→ **WRITTEN REQUEST**
Reproduce every line of the entries below verbatim, omitting the pictures.

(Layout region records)

◇ ◇ ◇ ◇ ◇

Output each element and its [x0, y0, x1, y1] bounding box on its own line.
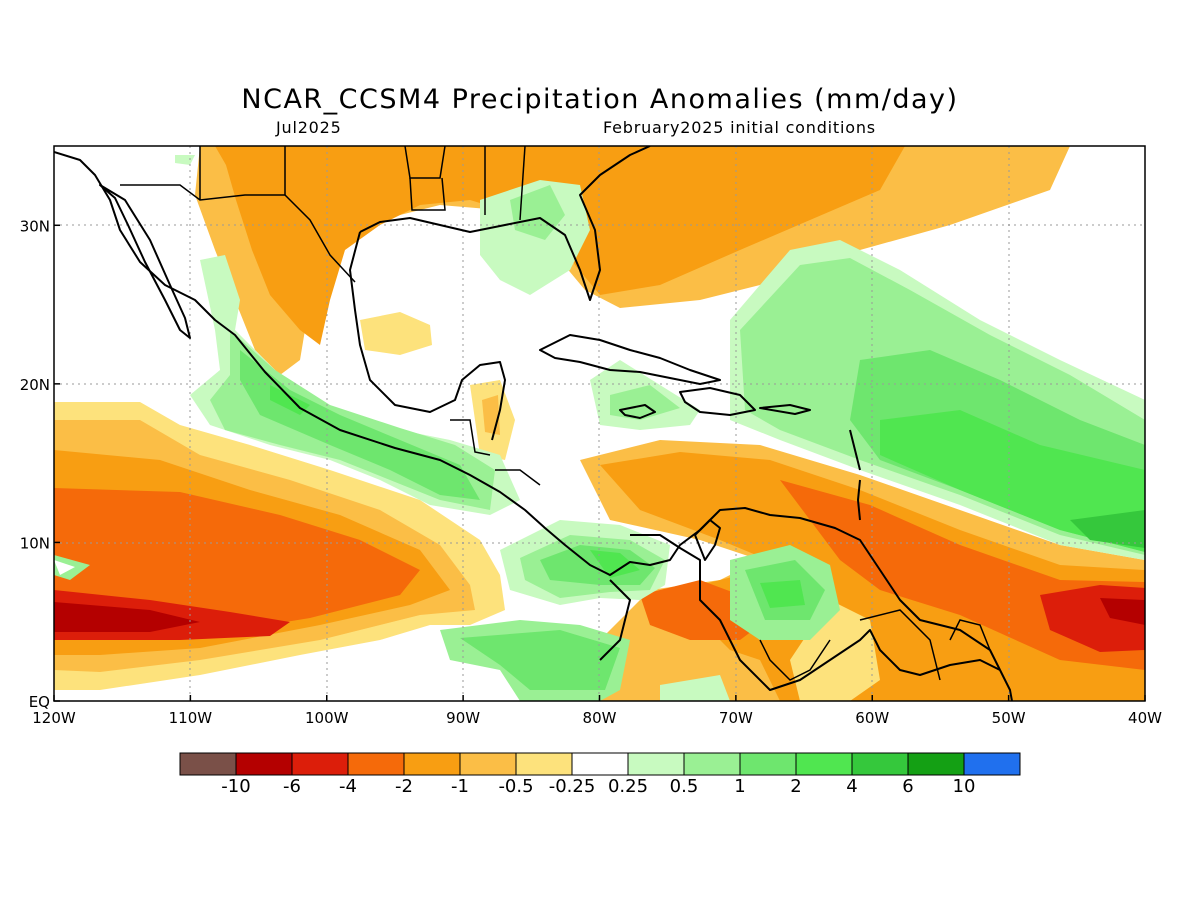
wet-anomaly-region-central-america	[190, 255, 840, 701]
colorbar-swatch	[235, 752, 293, 776]
colorbar-swatch	[683, 752, 741, 776]
colorbar-swatch	[347, 752, 405, 776]
y-tick-label: 30N	[20, 217, 50, 235]
colorbar-label: 10	[953, 776, 976, 797]
x-tick-label: 120W	[32, 709, 76, 727]
y-tick-label: 20N	[20, 376, 50, 394]
wet-anomaly-region-gulf	[175, 155, 730, 701]
initial-conditions: February2025 initial conditions	[603, 118, 876, 137]
x-tick-label: 40W	[1128, 709, 1162, 727]
colorbar-swatch	[403, 752, 461, 776]
x-tick-label: 50W	[992, 709, 1026, 727]
colorbar-swatch	[907, 752, 965, 776]
colorbar-label: 0.25	[608, 776, 648, 797]
colorbar-swatch	[459, 752, 517, 776]
colorbar-swatch	[963, 752, 1021, 776]
colorbar-label: -0.25	[549, 776, 596, 797]
colorbar-label: -0.5	[498, 776, 533, 797]
x-tick-label: 100W	[305, 709, 349, 727]
axis-labels: 120W 110W 100W 90W 80W 70W 60W 50W 40W EQ 10N 20N 30…	[20, 217, 1162, 727]
colorbar-swatch	[851, 752, 909, 776]
colorbar-label: -4	[339, 776, 357, 797]
colorbar-label: 1	[734, 776, 745, 797]
axis-ticks	[53, 224, 1146, 702]
colorbar-swatch	[515, 752, 573, 776]
colorbar-swatch	[739, 752, 797, 776]
colorbar-label: 6	[902, 776, 913, 797]
coastlines	[54, 146, 1013, 701]
political-borders	[120, 146, 991, 681]
forecast-month: Jul2025	[276, 118, 342, 137]
map-title: NCAR_CCSM4 Precipitation Anomalies (mm/d…	[241, 84, 959, 115]
colorbar-label: -1	[451, 776, 469, 797]
colorbar-label: 4	[846, 776, 857, 797]
colorbar-label: 0.5	[670, 776, 699, 797]
x-tick-label: 80W	[583, 709, 617, 727]
dry-anomaly-region-eastern-pacific	[54, 402, 505, 690]
y-tick-label: 10N	[20, 534, 50, 552]
colorbar: -10 -6 -4 -2 -1 -0.5 -0.25 0.25 0.5 1 2 4 6 10	[179, 752, 1021, 797]
x-tick-label: 70W	[719, 709, 753, 727]
x-tick-label: 110W	[169, 709, 213, 727]
colorbar-label: -6	[283, 776, 301, 797]
colorbar-swatch	[795, 752, 853, 776]
colorbar-swatch	[571, 752, 629, 776]
colorbar-label: -10	[221, 776, 250, 797]
dry-anomaly-region-north	[195, 146, 1070, 460]
colorbar-swatch	[627, 752, 685, 776]
colorbar-swatch	[291, 752, 349, 776]
colorbar-label: 2	[790, 776, 801, 797]
colorbar-label: -2	[395, 776, 413, 797]
y-tick-label: EQ	[29, 693, 50, 711]
x-tick-label: 90W	[446, 709, 480, 727]
colorbar-swatch	[179, 752, 237, 776]
x-tick-label: 60W	[855, 709, 889, 727]
wet-anomaly-region-atlantic	[730, 240, 1145, 560]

◇ ◇ ◇ ◇ ◇

→ **FINISHED ANSWER**
Output each element and its [x0, y0, x1, y1] bounding box on its own line.
wet-anomaly-region-central-america	[190, 255, 840, 701]
colorbar-swatch	[235, 752, 293, 776]
colorbar-swatch	[683, 752, 741, 776]
colorbar-swatch	[347, 752, 405, 776]
y-tick-label: 30N	[20, 217, 50, 235]
colorbar-label: 10	[953, 776, 976, 797]
x-tick-label: 120W	[32, 709, 76, 727]
y-tick-label: 20N	[20, 376, 50, 394]
wet-anomaly-region-gulf	[175, 155, 730, 701]
initial-conditions: February2025 initial conditions	[603, 118, 876, 137]
x-tick-label: 40W	[1128, 709, 1162, 727]
colorbar-swatch	[403, 752, 461, 776]
x-tick-label: 50W	[992, 709, 1026, 727]
colorbar-swatch	[907, 752, 965, 776]
colorbar-label: 0.25	[608, 776, 648, 797]
colorbar-swatch	[459, 752, 517, 776]
colorbar-swatch	[963, 752, 1021, 776]
colorbar-label: -0.25	[549, 776, 596, 797]
colorbar-label: -0.5	[498, 776, 533, 797]
x-tick-label: 100W	[305, 709, 349, 727]
axis-labels: 120W 110W 100W 90W 80W 70W 60W 50W 40W EQ 10N 20N 30…	[20, 217, 1162, 727]
colorbar-swatch	[851, 752, 909, 776]
colorbar-label: -4	[339, 776, 357, 797]
colorbar-label: 1	[734, 776, 745, 797]
axis-ticks	[53, 224, 1146, 702]
colorbar-swatch	[515, 752, 573, 776]
colorbar-swatch	[739, 752, 797, 776]
colorbar-label: 6	[902, 776, 913, 797]
coastlines	[54, 146, 1013, 701]
political-borders	[120, 146, 991, 681]
forecast-month: Jul2025	[276, 118, 342, 137]
map-title: NCAR_CCSM4 Precipitation Anomalies (mm/d…	[241, 84, 959, 115]
colorbar-label: -1	[451, 776, 469, 797]
colorbar-label: 4	[846, 776, 857, 797]
colorbar-label: 0.5	[670, 776, 699, 797]
x-tick-label: 80W	[583, 709, 617, 727]
dry-anomaly-region-eastern-pacific	[54, 402, 505, 690]
y-tick-label: 10N	[20, 534, 50, 552]
colorbar: -10 -6 -4 -2 -1 -0.5 -0.25 0.25 0.5 1 2 4 6 10	[179, 752, 1021, 797]
x-tick-label: 70W	[719, 709, 753, 727]
x-tick-label: 110W	[169, 709, 213, 727]
colorbar-label: -6	[283, 776, 301, 797]
colorbar-swatch	[795, 752, 853, 776]
colorbar-swatch	[571, 752, 629, 776]
colorbar-label: -10	[221, 776, 250, 797]
dry-anomaly-region-north	[195, 146, 1070, 460]
colorbar-swatch	[627, 752, 685, 776]
colorbar-swatch	[291, 752, 349, 776]
colorbar-label: 2	[790, 776, 801, 797]
colorbar-label: -2	[395, 776, 413, 797]
y-tick-label: EQ	[29, 693, 50, 711]
x-tick-label: 90W	[446, 709, 480, 727]
colorbar-swatch	[179, 752, 237, 776]
x-tick-label: 60W	[855, 709, 889, 727]
wet-anomaly-region-atlantic	[730, 240, 1145, 560]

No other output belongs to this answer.